EXCERPTED RECORDS:
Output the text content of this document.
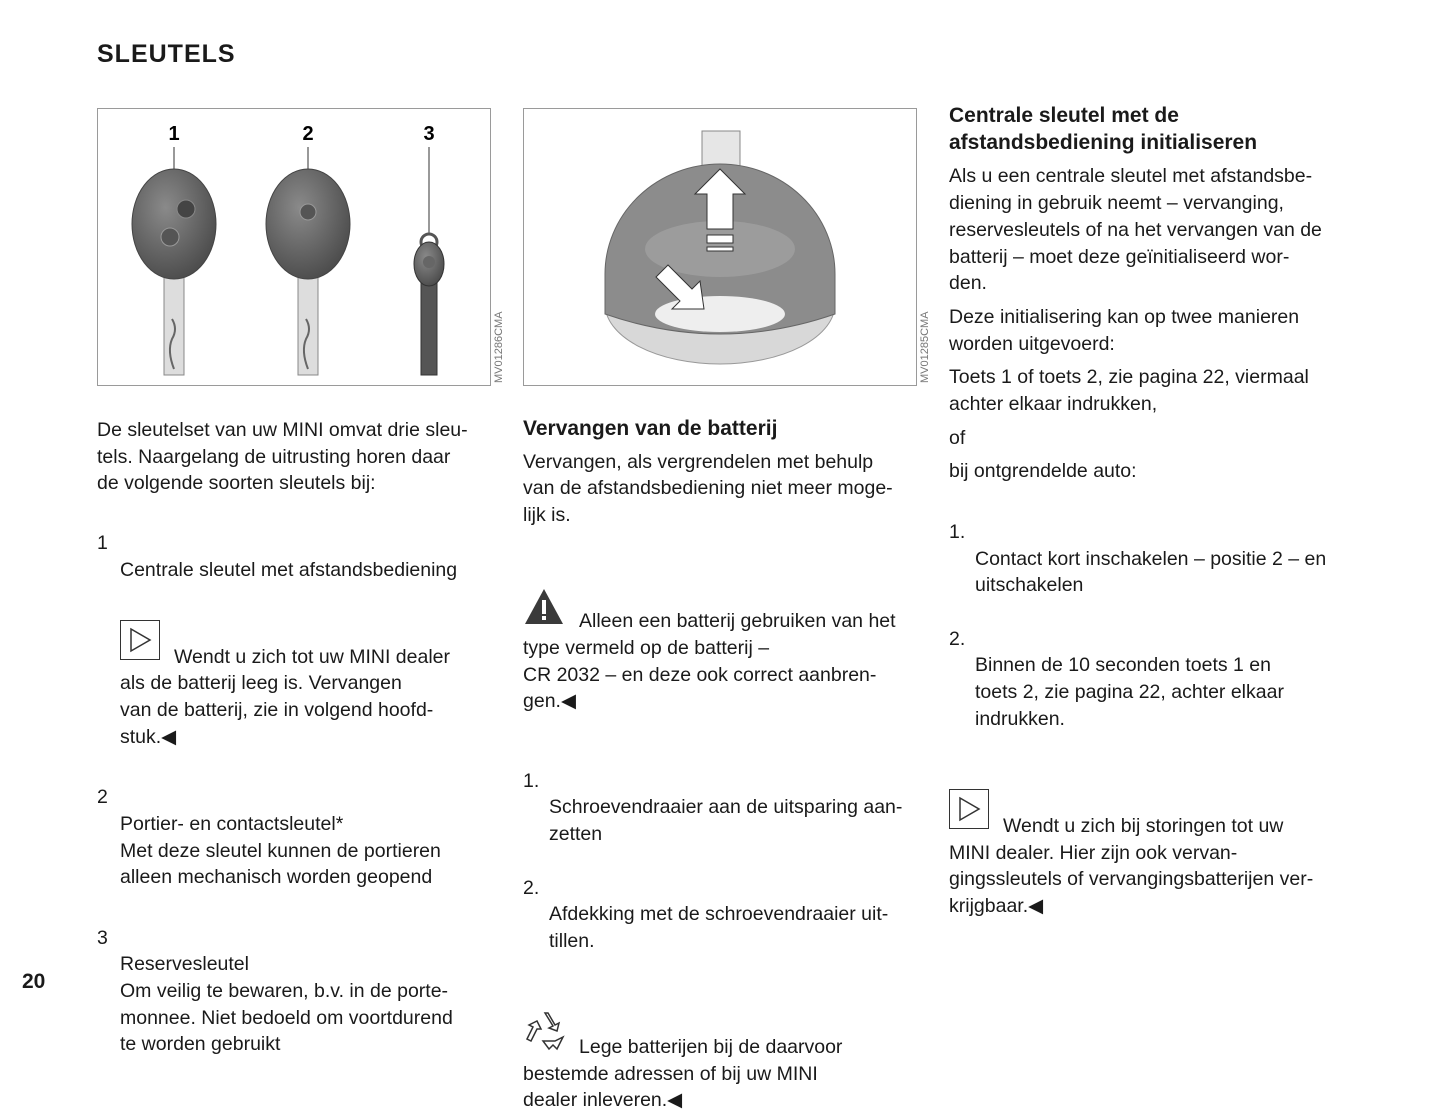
SLEUTELS
1	2	3
MV01286CMA	MV01285CMA
De sleutelset van uw MINI omvat drie sleu-
tels. Naargelang de uitrusting horen daar
de volgende soorten sleutels bij:

1

Centrale sleutel met afstandsbediening

Wendt u zich tot uw MINI dealer
als de batterij leeg is. Vervangen
van de batterij, zie in volgend hoofd-
stuk.◀

2

Portier- en contactsleutel*
Met deze sleutel kunnen de portieren
alleen mechanisch worden geopend

3

Reservesleutel
Om veilig te bewaren, b.v. in de porte-
monnee. Niet bedoeld om voortdurend
te worden gebruikt

Vervangen van de batterij
Vervangen, als vergrendelen met behulp
van de afstandsbediening niet meer moge-
lijk is.

Alleen een batterij gebruiken van het
type vermeld op de batterij –
CR 2032 – en deze ook correct aanbren-
gen.◀

1.

Schroevendraaier aan de uitsparing aan-
zetten

2.

Afdekking met de schroevendraaier uit-
tillen.

Lege batterijen bij de daarvoor
bestemde adressen of bij uw MINI
dealer inleveren.◀

Centrale sleutel met de
afstandsbediening initialiseren
Als u een centrale sleutel met afstandsbe-
diening in gebruik neemt – vervanging,
reservesleutels of na het vervangen van de
batterij – moet deze geïnitialiseerd wor-
den.
Deze initialisering kan op twee manieren
worden uitgevoerd:
Toets 1 of toets 2, zie pagina 22, viermaal
achter elkaar indrukken,
of
bij ontgrendelde auto:

1.

Contact kort inschakelen – positie 2 – en
uitschakelen

2.

Binnen de 10 seconden toets 1 en
toets 2, zie pagina 22, achter elkaar
indrukken.

Wendt u zich bij storingen tot uw
MINI dealer. Hier zijn ook vervan-
gingssleutels of vervangingsbatterijen ver-
krijgbaar.◀

20
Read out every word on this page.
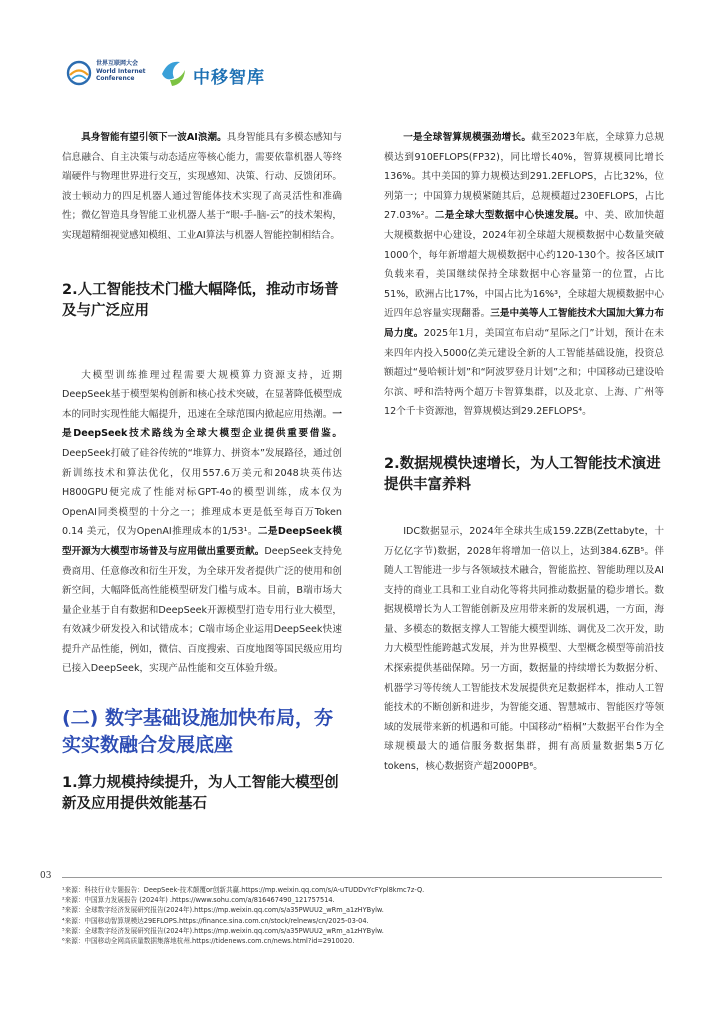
世界互联网大会
World Internet
Conference	中移智库

具身智能有望引领下一波AI浪潮。具身智能具有多模态感知与信息融合、自主决策与动态适应等核心能力，需要依靠机器人等终端硬件与物理世界进行交互，实现感知、决策、行动、反馈闭环。波士顿动力的四足机器人通过智能体技术实现了高灵活性和准确性；微亿智造具身智能工业机器人基于“眼-手-脑-云”的技术架构，实现超精细视觉感知模组、工业AI算法与机器人智能控制相结合。

2.人工智能技术门槛大幅降低，推动市场普及与广泛应用

大模型训练推理过程需要大规模算力资源支持，近期DeepSeek基于模型架构创新和核心技术突破，在显著降低模型成本的同时实现性能大幅提升，迅速在全球范围内掀起应用热潮。一是DeepSeek技术路线为全球大模型企业提供重要借鉴。DeepSeek打破了硅谷传统的“堆算力、拼资本”发展路径，通过创新训练技术和算法优化，仅用557.6万美元和2048块英伟达H800GPU便完成了性能对标GPT-4o的模型训练，成本仅为OpenAI同类模型的十分之一；推理成本更是低至每百万Token 0.14 美元，仅为OpenAI推理成本的1/53¹。二是DeepSeek模型开源为大模型市场普及与应用做出重要贡献。DeepSeek支持免费商用、任意修改和衍生开发，为全球开发者提供广泛的使用和创新空间，大幅降低高性能模型研发门槛与成本。目前，B端市场大量企业基于自有数据和DeepSeek开源模型打造专用行业大模型，有效减少研发投入和试错成本；C端市场企业运用DeepSeek快速提升产品性能，例如，微信、百度搜索、百度地图等国民级应用均已接入DeepSeek，实现产品性能和交互体验升级。

(二) 数字基础设施加快布局，夯实实数融合发展底座
1.算力规模持续提升，为人工智能大模型创新及应用提供效能基石

一是全球智算规模强劲增长。截至2023年底，全球算力总规模达到910EFLOPS(FP32)，同比增长40%，智算规模同比增长136%。其中美国的算力规模达到291.2EFLOPS，占比32%，位列第一；中国算力规模紧随其后，总规模超过230EFLOPS，占比27.03%²。二是全球大型数据中心快速发展。中、美、欧加快超大规模数据中心建设，2024年初全球超大规模数据中心数量突破1000个，每年新增超大规模数据中心约120-130个。按各区域IT负载来看，美国继续保持全球数据中心容量第一的位置，占比51%，欧洲占比17%，中国占比为16%³，全球超大规模数据中心近四年总容量实现翻番。三是中美等人工智能技术大国加大算力布局力度。2025年1月，美国宣布启动“星际之门”计划，预计在未来四年内投入5000亿美元建设全新的人工智能基础设施，投资总额超过“曼哈顿计划”和“阿波罗登月计划”之和；中国移动已建设哈尔滨、呼和浩特两个超万卡智算集群，以及北京、上海、广州等12个千卡资源池，智算规模达到29.2EFLOPS⁴。

2.数据规模快速增长，为人工智能技术演进提供丰富养料

IDC数据显示，2024年全球共生成159.2ZB(Zettabyte，十万亿亿字节)数据，2028年将增加一倍以上，达到384.6ZB⁵。伴随人工智能进一步与各领域技术融合，智能监控、智能助理以及AI支持的商业工具和工业自动化等将共同推动数据量的稳步增长。数据规模增长为人工智能创新及应用带来新的发展机遇，一方面，海量、多模态的数据支撑人工智能大模型训练、调优及二次开发，助力大模型性能跨越式发展，并为世界模型、大型概念模型等前沿技术探索提供基础保障。另一方面，数据量的持续增长为数据分析、机器学习等传统人工智能技术发展提供充足数据样本，推动人工智能技术的不断创新和进步，为智能交通、智慧城市、智能医疗等领域的发展带来新的机遇和可能。中国移动“梧桐”大数据平台作为全球规模最大的通信服务数据集群，拥有高质量数据集5万亿tokens，核心数据资产超2000PB⁶。

03

¹来源：科技行业专题报告：DeepSeek-技术颠覆or创新共赢.https://mp.weixin.qq.com/s/A-uTUDDvYcFYpl8kmc7z-Q.

²来源：中国算力发展报告 (2024年) .https://www.sohu.com/a/816467490_121757514.

³来源：全球数字经济发展研究报告(2024年).https://mp.weixin.qq.com/s/a35PWUU2_wRm_a1zHYBylw.

⁴来源：中国移动智算规模达29EFLOPS.https://finance.sina.com.cn/stock/relnews/cn/2025-03-04.

⁵来源：全球数字经济发展研究报告(2024年).https://mp.weixin.qq.com/s/a35PWUU2_wRm_a1zHYBylw.

⁶来源：中国移动全网高质量数据集落地杭州.https://tidenews.com.cn/news.html?id=2910020.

PROMPT:
Pictures don't belong in the copy. Restate all the entries exactly.

TASK OUTPUT:
Output the text content of this document.
SLEUTELS
1	2	3
MV01286CMA	MV01285CMA
De sleutelset van uw MINI omvat drie sleu-
tels. Naargelang de uitrusting horen daar
de volgende soorten sleutels bij:

1

Centrale sleutel met afstandsbediening

Wendt u zich tot uw MINI dealer
als de batterij leeg is. Vervangen
van de batterij, zie in volgend hoofd-
stuk.◀

2

Portier- en contactsleutel*
Met deze sleutel kunnen de portieren
alleen mechanisch worden geopend

3

Reservesleutel
Om veilig te bewaren, b.v. in de porte-
monnee. Niet bedoeld om voortdurend
te worden gebruikt

Vervangen van de batterij
Vervangen, als vergrendelen met behulp
van de afstandsbediening niet meer moge-
lijk is.

Alleen een batterij gebruiken van het
type vermeld op de batterij –
CR 2032 – en deze ook correct aanbren-
gen.◀

1.

Schroevendraaier aan de uitsparing aan-
zetten

2.

Afdekking met de schroevendraaier uit-
tillen.

Lege batterijen bij de daarvoor
bestemde adressen of bij uw MINI
dealer inleveren.◀

Centrale sleutel met de
afstandsbediening initialiseren
Als u een centrale sleutel met afstandsbe-
diening in gebruik neemt – vervanging,
reservesleutels of na het vervangen van de
batterij – moet deze geïnitialiseerd wor-
den.
Deze initialisering kan op twee manieren
worden uitgevoerd:
Toets 1 of toets 2, zie pagina 22, viermaal
achter elkaar indrukken,
of
bij ontgrendelde auto:

1.

Contact kort inschakelen – positie 2 – en
uitschakelen

2.

Binnen de 10 seconden toets 1 en
toets 2, zie pagina 22, achter elkaar
indrukken.

Wendt u zich bij storingen tot uw
MINI dealer. Hier zijn ook vervan-
gingssleutels of vervangingsbatterijen ver-
krijgbaar.◀

20
Read out every word on this page.
世界互联网大会
World Internet
Conference	中移智库

具身智能有望引领下一波AI浪潮。具身智能具有多模态感知与信息融合、自主决策与动态适应等核心能力，需要依靠机器人等终端硬件与物理世界进行交互，实现感知、决策、行动、反馈闭环。波士顿动力的四足机器人通过智能体技术实现了高灵活性和准确性；微亿智造具身智能工业机器人基于“眼-手-脑-云”的技术架构，实现超精细视觉感知模组、工业AI算法与机器人智能控制相结合。

2.人工智能技术门槛大幅降低，推动市场普及与广泛应用

大模型训练推理过程需要大规模算力资源支持，近期DeepSeek基于模型架构创新和核心技术突破，在显著降低模型成本的同时实现性能大幅提升，迅速在全球范围内掀起应用热潮。一是DeepSeek技术路线为全球大模型企业提供重要借鉴。DeepSeek打破了硅谷传统的“堆算力、拼资本”发展路径，通过创新训练技术和算法优化，仅用557.6万美元和2048块英伟达H800GPU便完成了性能对标GPT-4o的模型训练，成本仅为OpenAI同类模型的十分之一；推理成本更是低至每百万Token 0.14 美元，仅为OpenAI推理成本的1/53¹。二是DeepSeek模型开源为大模型市场普及与应用做出重要贡献。DeepSeek支持免费商用、任意修改和衍生开发，为全球开发者提供广泛的使用和创新空间，大幅降低高性能模型研发门槛与成本。目前，B端市场大量企业基于自有数据和DeepSeek开源模型打造专用行业大模型，有效减少研发投入和试错成本；C端市场企业运用DeepSeek快速提升产品性能，例如，微信、百度搜索、百度地图等国民级应用均已接入DeepSeek，实现产品性能和交互体验升级。

(二) 数字基础设施加快布局，夯实实数融合发展底座
1.算力规模持续提升，为人工智能大模型创新及应用提供效能基石

一是全球智算规模强劲增长。截至2023年底，全球算力总规模达到910EFLOPS(FP32)，同比增长40%，智算规模同比增长136%。其中美国的算力规模达到291.2EFLOPS，占比32%，位列第一；中国算力规模紧随其后，总规模超过230EFLOPS，占比27.03%²。二是全球大型数据中心快速发展。中、美、欧加快超大规模数据中心建设，2024年初全球超大规模数据中心数量突破1000个，每年新增超大规模数据中心约120-130个。按各区域IT负载来看，美国继续保持全球数据中心容量第一的位置，占比51%，欧洲占比17%，中国占比为16%³，全球超大规模数据中心近四年总容量实现翻番。三是中美等人工智能技术大国加大算力布局力度。2025年1月，美国宣布启动“星际之门”计划，预计在未来四年内投入5000亿美元建设全新的人工智能基础设施，投资总额超过“曼哈顿计划”和“阿波罗登月计划”之和；中国移动已建设哈尔滨、呼和浩特两个超万卡智算集群，以及北京、上海、广州等12个千卡资源池，智算规模达到29.2EFLOPS⁴。

2.数据规模快速增长，为人工智能技术演进提供丰富养料

IDC数据显示，2024年全球共生成159.2ZB(Zettabyte，十万亿亿字节)数据，2028年将增加一倍以上，达到384.6ZB⁵。伴随人工智能进一步与各领域技术融合，智能监控、智能助理以及AI支持的商业工具和工业自动化等将共同推动数据量的稳步增长。数据规模增长为人工智能创新及应用带来新的发展机遇，一方面，海量、多模态的数据支撑人工智能大模型训练、调优及二次开发，助力大模型性能跨越式发展，并为世界模型、大型概念模型等前沿技术探索提供基础保障。另一方面，数据量的持续增长为数据分析、机器学习等传统人工智能技术发展提供充足数据样本，推动人工智能技术的不断创新和进步，为智能交通、智慧城市、智能医疗等领域的发展带来新的机遇和可能。中国移动“梧桐”大数据平台作为全球规模最大的通信服务数据集群，拥有高质量数据集5万亿tokens，核心数据资产超2000PB⁶。

03

¹来源：科技行业专题报告：DeepSeek-技术颠覆or创新共赢.https://mp.weixin.qq.com/s/A-uTUDDvYcFYpl8kmc7z-Q.

²来源：中国算力发展报告 (2024年) .https://www.sohu.com/a/816467490_121757514.

³来源：全球数字经济发展研究报告(2024年).https://mp.weixin.qq.com/s/a35PWUU2_wRm_a1zHYBylw.

⁴来源：中国移动智算规模达29EFLOPS.https://finance.sina.com.cn/stock/relnews/cn/2025-03-04.

⁵来源：全球数字经济发展研究报告(2024年).https://mp.weixin.qq.com/s/a35PWUU2_wRm_a1zHYBylw.

⁶来源：中国移动全网高质量数据集落地杭州.https://tidenews.com.cn/news.html?id=2910020.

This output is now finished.